Each entry has to be copied exactly, with nothing missed.

◆ Record excerpts ◆
+---+
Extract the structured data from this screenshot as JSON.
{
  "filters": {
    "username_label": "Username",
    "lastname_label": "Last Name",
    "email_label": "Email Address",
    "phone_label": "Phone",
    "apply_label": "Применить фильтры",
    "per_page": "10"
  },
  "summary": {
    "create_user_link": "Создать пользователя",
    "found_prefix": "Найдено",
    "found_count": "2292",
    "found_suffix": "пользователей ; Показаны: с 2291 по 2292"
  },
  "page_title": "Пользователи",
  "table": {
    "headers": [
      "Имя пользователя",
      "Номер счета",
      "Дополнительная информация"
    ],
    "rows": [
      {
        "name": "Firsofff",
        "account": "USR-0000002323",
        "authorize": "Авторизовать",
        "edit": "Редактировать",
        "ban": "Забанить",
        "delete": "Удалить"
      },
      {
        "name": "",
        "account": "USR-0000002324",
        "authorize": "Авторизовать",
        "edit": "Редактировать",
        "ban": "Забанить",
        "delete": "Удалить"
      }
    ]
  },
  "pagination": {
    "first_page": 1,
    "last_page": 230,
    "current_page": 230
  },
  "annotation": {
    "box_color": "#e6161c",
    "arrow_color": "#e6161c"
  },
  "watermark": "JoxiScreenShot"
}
+---+
◆ Output ◆
Extract the structured data from this screenshot as JSON.
{
  "filters": {
    "username_label": "Username",
    "lastname_label": "Last Name",
    "email_label": "Email Address",
    "phone_label": "Phone",
    "apply_label": "Применить фильтры",
    "per_page": "10"
  },
  "summary": {
    "create_user_link": "Создать пользователя",
    "found_prefix": "Найдено",
    "found_count": "2292",
    "found_suffix": "пользователей ; Показаны: с 2291 по 2292"
  },
  "page_title": "Пользователи",
  "table": {
    "headers": [
      "Имя пользователя",
      "Номер счета",
      "Дополнительная информация"
    ],
    "rows": [
      {
        "name": "Firsofff",
        "account": "USR-0000002323",
        "authorize": "Авторизовать",
        "edit": "Редактировать",
        "ban": "Забанить",
        "delete": "Удалить"
      },
      {
        "name": "",
        "account": "USR-0000002324",
        "authorize": "Авторизовать",
        "edit": "Редактировать",
        "ban": "Забанить",
        "delete": "Удалить"
      }
    ]
  },
  "pagination": {
    "first_page": 1,
    "last_page": 230,
    "current_page": 230
  },
  "annotation": {
    "box_color": "#e6161c",
    "arrow_color": "#e6161c"
  },
  "watermark": "JoxiScreenShot"
}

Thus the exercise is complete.